● SHORT EXERCISE
Rewrite the stretch of the listing from the line containing "- question-stem-line: 寸小于（）cm" through the line containing "- header-line-2: 下载编辑，附完整答案！: [188, 109, 442, 134]", changing every "answer-line" to "solution-line" and keeping all else the same. Return only those lines.

● EXERCISE DATA

------------------------------------------------------------

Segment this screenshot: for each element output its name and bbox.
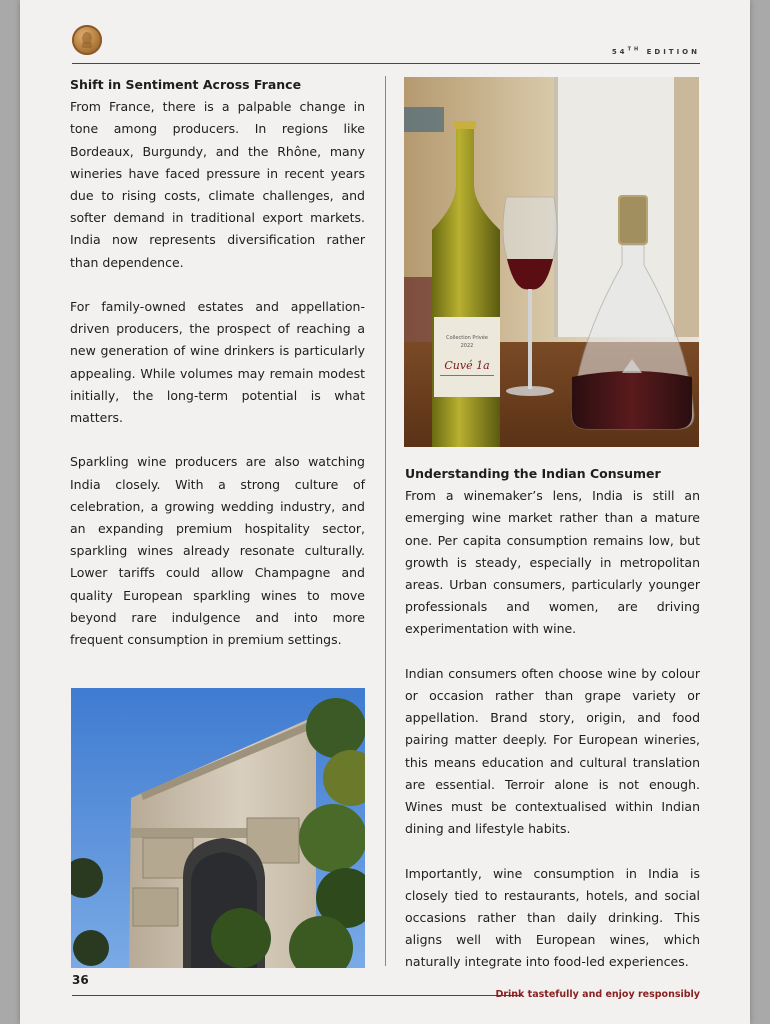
left-column: [70, 74, 365, 651]
column-divider: [385, 76, 386, 966]
bottle-label-year: 2022: [460, 343, 474, 349]
magazine-page: [20, 0, 750, 1024]
footer-rule: [72, 995, 522, 996]
bottle-label-name: Cuvé 1a: [444, 359, 490, 372]
paragraph: From a winemaker’s lens, India is still an emerging wine market rather than a mature one. Per capita consumption remains low, but growth is steady, especially in metropolitan areas. Urban consumers, particularly younger professionals and women, are driving experimentation with wine.: [405, 488, 700, 637]
paragraph: Importantly, wine consumption in India is closely tied to restaurants, hotels, and social occasions rather than daily drinking. This aligns well with European wines, which naturally integrate into food-led experiences.: [405, 865, 700, 970]
paragraph: For family-owned estates and appellation-driven producers, the prospect of reaching a new generation of wine drinkers is particularly appealing. While volumes may remain modest initially, the long-term potential is what matters.: [70, 299, 365, 426]
bronze-medal-icon: [72, 25, 102, 55]
wine-bottle-photo: [404, 77, 699, 447]
paragraph: Sparkling wine producers are also watching India closely. With a strong culture of celebration, a growing wedding industry, and an expanding premium hospitality sector, sparkling wines already resonate culturally. Lower tariffs could allow Champagne and quality European sparkling wines to move beyond rare indulgence and into more frequent consumption in premium settings.: [70, 454, 365, 648]
footer-tagline: Drink tastefully and enjoy responsibly: [495, 989, 700, 1000]
svg-text:Collection Privée: Collection Privée: [446, 335, 488, 341]
paragraph: From France, there is a palpable change in tone among producers. In regions like Bordeaux, Burgundy, and the Rhône, many wineries have faced pressure in recent years due to rising costs, climate challenges, and softer demand in traditional export markets. India now represents diversification rather than dependence.: [70, 99, 365, 270]
header-rule: [72, 63, 700, 64]
edition-label: 54TH EDITION: [611, 47, 700, 57]
page-number: 36: [72, 973, 89, 987]
arc-de-triomphe-photo: [71, 688, 365, 968]
paragraph: Indian consumers often choose wine by colour or occasion rather than grape variety or appellation. Brand story, origin, and food pairing matter deeply. For European wineries, this means education and cultural translation are essential. Terroir alone is not enough. Wines must be contextualised within Indian dining and lifestyle habits.: [405, 665, 700, 837]
right-column: [405, 463, 700, 974]
section-heading-consumer: Understanding the Indian Consumer: [405, 466, 661, 481]
section-heading-france: Shift in Sentiment Across France: [70, 77, 302, 92]
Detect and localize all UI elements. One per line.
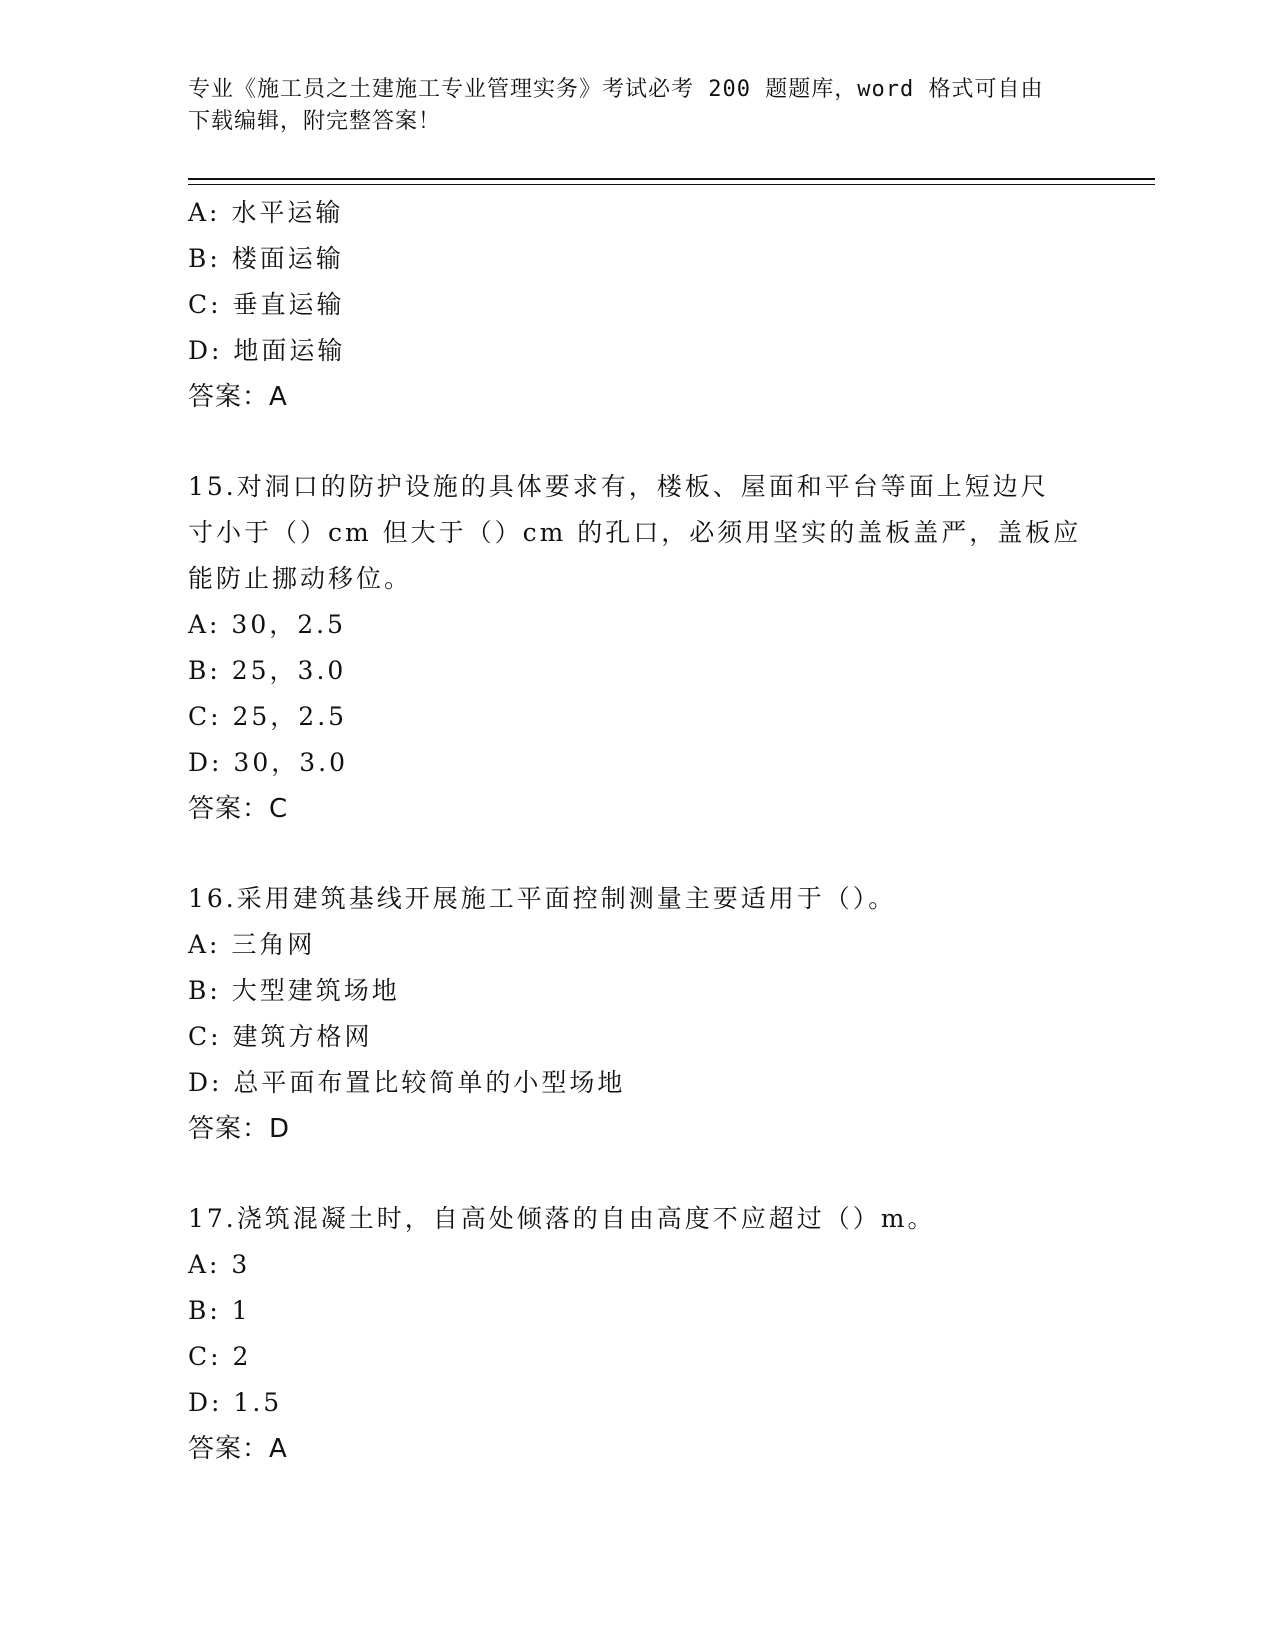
- question-stem-line: 寸小于（）cm 但大于（）cm 的孔口，必须用坚实的盖板盖严，盖板应: [188, 518, 1082, 547]
- answer-line: 答案：D: [188, 1114, 291, 1144]
- option-c: C: 垂直运输: [188, 290, 345, 319]
- option-b: B: 楼面运输: [188, 244, 344, 273]
- option-a: A: 水平运输: [188, 198, 344, 227]
- question-block-14: [188, 190, 1088, 420]
- option-a: A: 三角网: [188, 930, 316, 959]
- option-d: D: 总平面布置比较简单的小型场地: [188, 1068, 626, 1097]
- option-c: C: 2: [188, 1342, 252, 1371]
- question-stem-line: 15.对洞口的防护设施的具体要求有，楼板、屋面和平台等面上短边尺: [188, 472, 1049, 501]
- answer-line: 答案：A: [188, 1434, 288, 1464]
- option-c: C: 25，2.5: [188, 702, 348, 731]
- question-stem-line: 16.采用建筑基线开展施工平面控制测量主要适用于（）。: [188, 884, 897, 913]
- question-block-17: [188, 1196, 1088, 1472]
- answer-line: 答案：A: [188, 382, 288, 412]
- option-b: B: 1: [188, 1296, 251, 1325]
- header-line-2: 下载编辑，附完整答案！: [188, 109, 442, 134]
- option-c: C: 建筑方格网: [188, 1022, 373, 1051]
- question-stem-line: 17.浇筑混凝土时，自高处倾落的自由高度不应超过（）m。: [188, 1204, 936, 1233]
- option-d: D: 1.5: [188, 1388, 283, 1417]
- question-stem-line: 能防止挪动移位。: [188, 564, 413, 593]
- header-divider-thick: [188, 178, 1155, 180]
- header-divider-thin: [188, 184, 1155, 185]
- option-a: A: 3: [188, 1250, 251, 1279]
- option-b: B: 25，3.0: [188, 656, 347, 685]
- document-header: [188, 74, 1088, 138]
- option-b: B: 大型建筑场地: [188, 976, 400, 1005]
- option-d: D: 30，3.0: [188, 748, 348, 777]
- question-content: [188, 190, 1088, 1472]
- header-line-1: 专业《施工员之土建施工专业管理实务》考试必考 200 题题库，word 格式可自由: [188, 77, 1044, 102]
- option-d: D: 地面运输: [188, 336, 346, 365]
- question-block-16: [188, 876, 1088, 1152]
- option-a: A: 30，2.5: [188, 610, 346, 639]
- answer-line: 答案：C: [188, 794, 289, 824]
- question-block-15: [188, 464, 1088, 832]
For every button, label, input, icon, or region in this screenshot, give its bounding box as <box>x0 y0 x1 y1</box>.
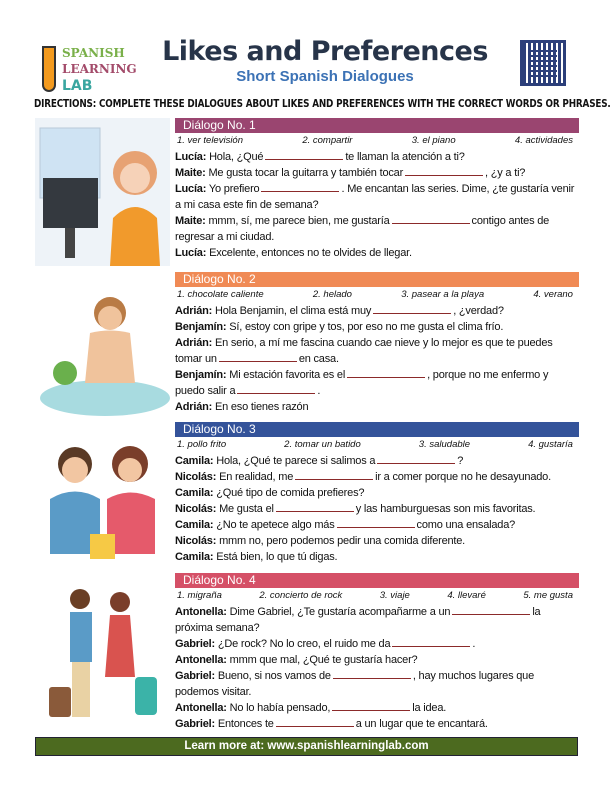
dialogue-header: Diálogo No. 3 <box>175 422 579 437</box>
word-bank-item: 2. concierto de rock <box>259 590 343 601</box>
speaker: Gabriel: <box>175 718 215 730</box>
answer-blank[interactable] <box>295 471 373 480</box>
dialogue-line <box>175 213 579 245</box>
dialogue-header: Diálogo No. 2 <box>175 272 579 287</box>
directions: DIRECTIONS: COMPLETE THESE DIALOGUES ABOUT LIKES AND PREFERENCES WITH THE CORRECT WORDS OR PHRASES. <box>34 98 611 110</box>
word-bank-item: 4. gustaría <box>528 439 573 450</box>
word-bank-item: 4. llevaré <box>447 590 486 601</box>
speaker: Nicolás: <box>175 535 217 547</box>
word-bank-item: 1. pollo frito <box>177 439 227 450</box>
answer-blank[interactable] <box>333 670 411 679</box>
speaker: Gabriel: <box>175 670 215 682</box>
answer-blank[interactable] <box>347 369 425 378</box>
line-text: En serio, a mí me fascina cuando cae nieve y lo mejor es que te puedes tomar un <box>175 337 553 365</box>
footer-website-banner: Learn more at: www.spanishlearninglab.com <box>35 737 578 756</box>
line-text: , hay muchos lugares que podemos visitar. <box>175 670 535 698</box>
line-text: , porque no me enfermo y puedo salir a <box>175 369 549 397</box>
dialogue-line <box>175 485 579 501</box>
word-bank-item: 3. saludable <box>418 439 471 450</box>
answer-blank[interactable] <box>237 385 315 394</box>
dialogue-line <box>175 716 579 732</box>
dialogue-line <box>175 469 579 485</box>
line-text: En realidad, me <box>219 471 294 483</box>
couple-traveling-illustration <box>35 577 170 729</box>
speaker: Lucía: <box>175 151 207 163</box>
answer-blank[interactable] <box>332 702 410 711</box>
line-text: mmm, sí, me parece bien, me gustaría <box>208 215 390 227</box>
line-text: Hola, ¿Qué <box>209 151 264 163</box>
word-bank-item: 2. tomar un batido <box>284 439 361 450</box>
dialogue-line <box>175 149 579 165</box>
line-text: como una ensalada? <box>416 519 516 531</box>
line-text: Hola Benjamin, el clima está muy <box>214 305 372 317</box>
dialogue-line <box>175 165 579 181</box>
dialogue-line <box>175 319 579 335</box>
man-at-beach-illustration <box>35 273 170 418</box>
line-text: . Me encantan las series. Dime, ¿te gustaría venir a mi casa este fin de semana? <box>175 183 575 211</box>
answer-blank[interactable] <box>276 718 354 727</box>
line-text: Bueno, si nos vamos de <box>217 670 331 682</box>
speaker: Lucía: <box>175 183 207 195</box>
word-bank <box>175 588 579 604</box>
speaker: Camila: <box>175 455 214 467</box>
line-text: ¿De rock? No lo creo, el ruido me da <box>217 638 391 650</box>
line-text: . <box>317 385 321 397</box>
word-bank <box>175 287 579 303</box>
word-bank-item: 1. ver televisión <box>177 135 244 146</box>
speaker: Adrián: <box>175 401 213 413</box>
answer-blank[interactable] <box>276 503 354 512</box>
dialogue-line <box>175 636 579 652</box>
girl-watching-tv-illustration <box>35 118 170 266</box>
dialogue-1 <box>175 118 579 261</box>
word-bank-item: 1. chocolate caliente <box>177 289 264 300</box>
line-text: Me gusta tocar la guitarra y también tocar <box>208 167 404 179</box>
line-text: ¿Qué tipo de comida prefieres? <box>216 487 365 499</box>
speaker: Antonella: <box>175 606 227 618</box>
line-text: Está bien, lo que tú digas. <box>216 551 338 563</box>
line-text: Entonces te <box>217 718 274 730</box>
answer-blank[interactable] <box>405 167 483 176</box>
line-text: ? <box>457 455 464 467</box>
speaker: Adrián: <box>175 305 213 317</box>
speaker: Adrián: <box>175 337 213 349</box>
dialogue-line <box>175 668 579 700</box>
line-text: , ¿y a ti? <box>485 167 526 179</box>
answer-blank[interactable] <box>261 183 339 192</box>
speaker: Maite: <box>175 167 206 179</box>
line-text: ir a comer porque no he desayunado. <box>375 471 551 483</box>
speaker: Camila: <box>175 519 214 531</box>
answer-blank[interactable] <box>392 638 470 647</box>
speaker: Maite: <box>175 215 206 227</box>
line-text: la idea. <box>412 702 447 714</box>
dialogue-3 <box>175 422 579 565</box>
word-bank-item: 3. el piano <box>411 135 456 146</box>
speaker: Antonella: <box>175 702 227 714</box>
line-text: mmm no, pero podemos pedir una comida diferente. <box>219 535 466 547</box>
line-text: Hola, ¿Qué te parece si salimos a <box>216 455 376 467</box>
dialogue-line <box>175 604 579 636</box>
dialogue-header: Diálogo No. 4 <box>175 573 579 588</box>
word-bank-item: 1. migraña <box>177 590 222 601</box>
dialogue-header: Diálogo No. 1 <box>175 118 579 133</box>
speaker: Camila: <box>175 551 214 563</box>
dialogue-line <box>175 181 579 213</box>
dialogue-line <box>175 335 579 367</box>
word-bank-item: 4. verano <box>533 289 573 300</box>
dialogue-line <box>175 501 579 517</box>
dialogue-line <box>175 652 579 668</box>
speaker: Camila: <box>175 487 214 499</box>
line-text: En eso tienes razón <box>214 401 309 413</box>
word-bank-item: 4. actividades <box>514 135 573 146</box>
answer-blank[interactable] <box>219 353 297 362</box>
answer-blank[interactable] <box>337 519 415 528</box>
line-text: Yo prefiero <box>208 183 260 195</box>
answer-blank[interactable] <box>377 455 455 464</box>
line-text: la próxima semana? <box>175 606 541 634</box>
speaker: Nicolás: <box>175 503 217 515</box>
line-text: Dime Gabriel, ¿Te gustaría acompañarme a un <box>229 606 451 618</box>
dialogue-line <box>175 245 579 261</box>
line-text: mmm que mal, ¿Qué te gustaría hacer? <box>229 654 418 666</box>
line-text: Me gusta el <box>219 503 274 515</box>
couple-eating-illustration <box>35 424 170 570</box>
line-text: . <box>472 638 476 650</box>
word-bank-item: 3. pasear a la playa <box>401 289 485 300</box>
dialogue-line <box>175 303 579 319</box>
speaker: Lucía: <box>175 247 207 259</box>
word-bank-item: 2. compartir <box>302 135 353 146</box>
line-text: No lo había pensado, <box>229 702 331 714</box>
line-text: a un lugar que te encantará. <box>355 718 488 730</box>
line-text: en casa. <box>298 353 339 365</box>
line-text: ¿No te apetece algo más <box>216 519 335 531</box>
line-text: y las hamburguesas son mis favoritas. <box>355 503 536 515</box>
word-bank <box>175 133 579 149</box>
dialogue-line <box>175 533 579 549</box>
dialogue-line <box>175 399 579 415</box>
speaker: Benjamín: <box>175 321 227 333</box>
answer-blank[interactable] <box>373 305 451 314</box>
dialogue-line <box>175 549 579 565</box>
word-bank-item: 5. me gusta <box>523 590 573 601</box>
page-title: Likes and Preferences <box>162 36 488 67</box>
line-text: , ¿verdad? <box>453 305 504 317</box>
speaker: Benjamín: <box>175 369 227 381</box>
dialogue-line <box>175 700 579 716</box>
speaker: Nicolás: <box>175 471 217 483</box>
dialogue-4 <box>175 573 579 732</box>
line-text: contigo antes de regresar a mi ciudad. <box>175 215 550 243</box>
dialogue-line <box>175 367 579 399</box>
answer-blank[interactable] <box>452 606 530 615</box>
speaker: Gabriel: <box>175 638 215 650</box>
line-text: Excelente, entonces no te olvides de llegar. <box>209 247 412 259</box>
dialogue-line <box>175 517 579 533</box>
dialogue-line <box>175 453 579 469</box>
answer-blank[interactable] <box>392 215 470 224</box>
qr-code-icon <box>520 40 566 86</box>
line-text: Sí, estoy con gripe y tos, por eso no me gusta el clima frío. <box>229 321 504 333</box>
pencil-icon <box>42 46 56 92</box>
answer-blank[interactable] <box>265 151 343 160</box>
word-bank <box>175 437 579 453</box>
word-bank-item: 3. viaje <box>379 590 410 601</box>
line-text: te llaman la atención a ti? <box>345 151 465 163</box>
spanish-learning-lab-logo: SPANISH LEARNING LAB <box>38 40 128 96</box>
page-subtitle: Short Spanish Dialogues <box>236 68 414 85</box>
dialogue-2 <box>175 272 579 415</box>
line-text: Mi estación favorita es el <box>229 369 346 381</box>
speaker: Antonella: <box>175 654 227 666</box>
word-bank-item: 2. helado <box>312 289 352 300</box>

------------------------------------------------------------

● RESULT FOR THIS EXERCISE
- question-stem-line: 寸小于（）cm 但大于（）cm 的孔口，必须用坚实的盖板盖严，盖板应: [188, 518, 1082, 547]
- solution-line: 答案：D: [188, 1114, 291, 1144]
- option-c: C: 垂直运输: [188, 290, 345, 319]
- option-b: B: 楼面运输: [188, 244, 344, 273]
- option-a: A: 水平运输: [188, 198, 344, 227]
- question-block-14: [188, 190, 1088, 420]
- option-a: A: 三角网: [188, 930, 316, 959]
- option-d: D: 总平面布置比较简单的小型场地: [188, 1068, 626, 1097]
- option-c: C: 2: [188, 1342, 252, 1371]
- question-stem-line: 15.对洞口的防护设施的具体要求有，楼板、屋面和平台等面上短边尺: [188, 472, 1049, 501]
- solution-line: 答案：A: [188, 1434, 288, 1464]
- option-c: C: 25，2.5: [188, 702, 348, 731]
- question-stem-line: 16.采用建筑基线开展施工平面控制测量主要适用于（）。: [188, 884, 897, 913]
- question-block-17: [188, 1196, 1088, 1472]
- solution-line: 答案：A: [188, 382, 288, 412]
- option-b: B: 1: [188, 1296, 251, 1325]
- header-line-2: 下载编辑，附完整答案！: [188, 109, 442, 134]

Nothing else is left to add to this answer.